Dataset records
┄┄┄┄┄┄┄┄┄┄

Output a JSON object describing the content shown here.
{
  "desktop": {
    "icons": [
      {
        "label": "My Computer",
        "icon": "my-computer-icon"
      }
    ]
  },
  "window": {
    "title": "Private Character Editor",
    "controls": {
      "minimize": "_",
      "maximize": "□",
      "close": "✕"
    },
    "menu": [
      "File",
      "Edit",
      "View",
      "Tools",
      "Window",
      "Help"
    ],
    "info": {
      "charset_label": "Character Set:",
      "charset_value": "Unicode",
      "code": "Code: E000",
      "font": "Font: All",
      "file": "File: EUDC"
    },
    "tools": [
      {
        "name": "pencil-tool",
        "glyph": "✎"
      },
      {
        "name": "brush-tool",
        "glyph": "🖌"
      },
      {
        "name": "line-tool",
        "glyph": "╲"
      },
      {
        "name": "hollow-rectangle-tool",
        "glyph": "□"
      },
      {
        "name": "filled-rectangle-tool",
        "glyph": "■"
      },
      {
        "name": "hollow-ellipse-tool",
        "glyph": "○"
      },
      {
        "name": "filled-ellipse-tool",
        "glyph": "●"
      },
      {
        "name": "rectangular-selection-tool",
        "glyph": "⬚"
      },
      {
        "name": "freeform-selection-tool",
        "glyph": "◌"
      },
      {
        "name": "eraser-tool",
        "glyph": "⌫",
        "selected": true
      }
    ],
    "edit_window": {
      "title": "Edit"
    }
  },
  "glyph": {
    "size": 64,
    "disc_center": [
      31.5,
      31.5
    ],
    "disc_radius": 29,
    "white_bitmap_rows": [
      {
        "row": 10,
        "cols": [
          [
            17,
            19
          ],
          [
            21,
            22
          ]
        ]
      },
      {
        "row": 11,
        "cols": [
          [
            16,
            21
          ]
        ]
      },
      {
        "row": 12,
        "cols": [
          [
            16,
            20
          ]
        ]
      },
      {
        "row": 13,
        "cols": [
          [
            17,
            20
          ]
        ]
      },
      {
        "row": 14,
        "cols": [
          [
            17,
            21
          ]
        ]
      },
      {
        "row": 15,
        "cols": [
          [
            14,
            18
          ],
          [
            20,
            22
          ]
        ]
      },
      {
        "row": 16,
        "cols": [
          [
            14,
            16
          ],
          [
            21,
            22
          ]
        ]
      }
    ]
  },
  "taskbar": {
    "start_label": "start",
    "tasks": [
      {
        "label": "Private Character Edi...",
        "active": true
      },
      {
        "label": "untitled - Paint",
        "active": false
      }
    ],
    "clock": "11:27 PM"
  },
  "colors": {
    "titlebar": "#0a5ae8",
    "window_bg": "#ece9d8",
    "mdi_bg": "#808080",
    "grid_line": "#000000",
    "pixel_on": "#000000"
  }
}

┄┄┄┄┄┄┄┄┄┄

* **WHAT IS BEING ASKED**: Every record above must be duplicated exactly.

* **TASK SOLUTION**:
Output a JSON object describing the content shown here.
{
  "desktop": {
    "icons": [
      {
        "label": "My Computer",
        "icon": "my-computer-icon"
      }
    ]
  },
  "window": {
    "title": "Private Character Editor",
    "controls": {
      "minimize": "_",
      "maximize": "□",
      "close": "✕"
    },
    "menu": [
      "File",
      "Edit",
      "View",
      "Tools",
      "Window",
      "Help"
    ],
    "info": {
      "charset_label": "Character Set:",
      "charset_value": "Unicode",
      "code": "Code: E000",
      "font": "Font: All",
      "file": "File: EUDC"
    },
    "tools": [
      {
        "name": "pencil-tool",
        "glyph": "✎"
      },
      {
        "name": "brush-tool",
        "glyph": "🖌"
      },
      {
        "name": "line-tool",
        "glyph": "╲"
      },
      {
        "name": "hollow-rectangle-tool",
        "glyph": "□"
      },
      {
        "name": "filled-rectangle-tool",
        "glyph": "■"
      },
      {
        "name": "hollow-ellipse-tool",
        "glyph": "○"
      },
      {
        "name": "filled-ellipse-tool",
        "glyph": "●"
      },
      {
        "name": "rectangular-selection-tool",
        "glyph": "⬚"
      },
      {
        "name": "freeform-selection-tool",
        "glyph": "◌"
      },
      {
        "name": "eraser-tool",
        "glyph": "⌫",
        "selected": true
      }
    ],
    "edit_window": {
      "title": "Edit"
    }
  },
  "glyph": {
    "size": 64,
    "disc_center": [
      31.5,
      31.5
    ],
    "disc_radius": 29,
    "white_bitmap_rows": [
      {
        "row": 10,
        "cols": [
          [
            17,
            19
          ],
          [
            21,
            22
          ]
        ]
      },
      {
        "row": 11,
        "cols": [
          [
            16,
            21
          ]
        ]
      },
      {
        "row": 12,
        "cols": [
          [
            16,
            20
          ]
        ]
      },
      {
        "row": 13,
        "cols": [
          [
            17,
            20
          ]
        ]
      },
      {
        "row": 14,
        "cols": [
          [
            17,
            21
          ]
        ]
      },
      {
        "row": 15,
        "cols": [
          [
            14,
            18
          ],
          [
            20,
            22
          ]
        ]
      },
      {
        "row": 16,
        "cols": [
          [
            14,
            16
          ],
          [
            21,
            22
          ]
        ]
      }
    ]
  },
  "taskbar": {
    "start_label": "start",
    "tasks": [
      {
        "label": "Private Character Edi...",
        "active": true
      },
      {
        "label": "untitled - Paint",
        "active": false
      }
    ],
    "clock": "11:27 PM"
  },
  "colors": {
    "titlebar": "#0a5ae8",
    "window_bg": "#ece9d8",
    "mdi_bg": "#808080",
    "grid_line": "#000000",
    "pixel_on": "#000000"
  }
}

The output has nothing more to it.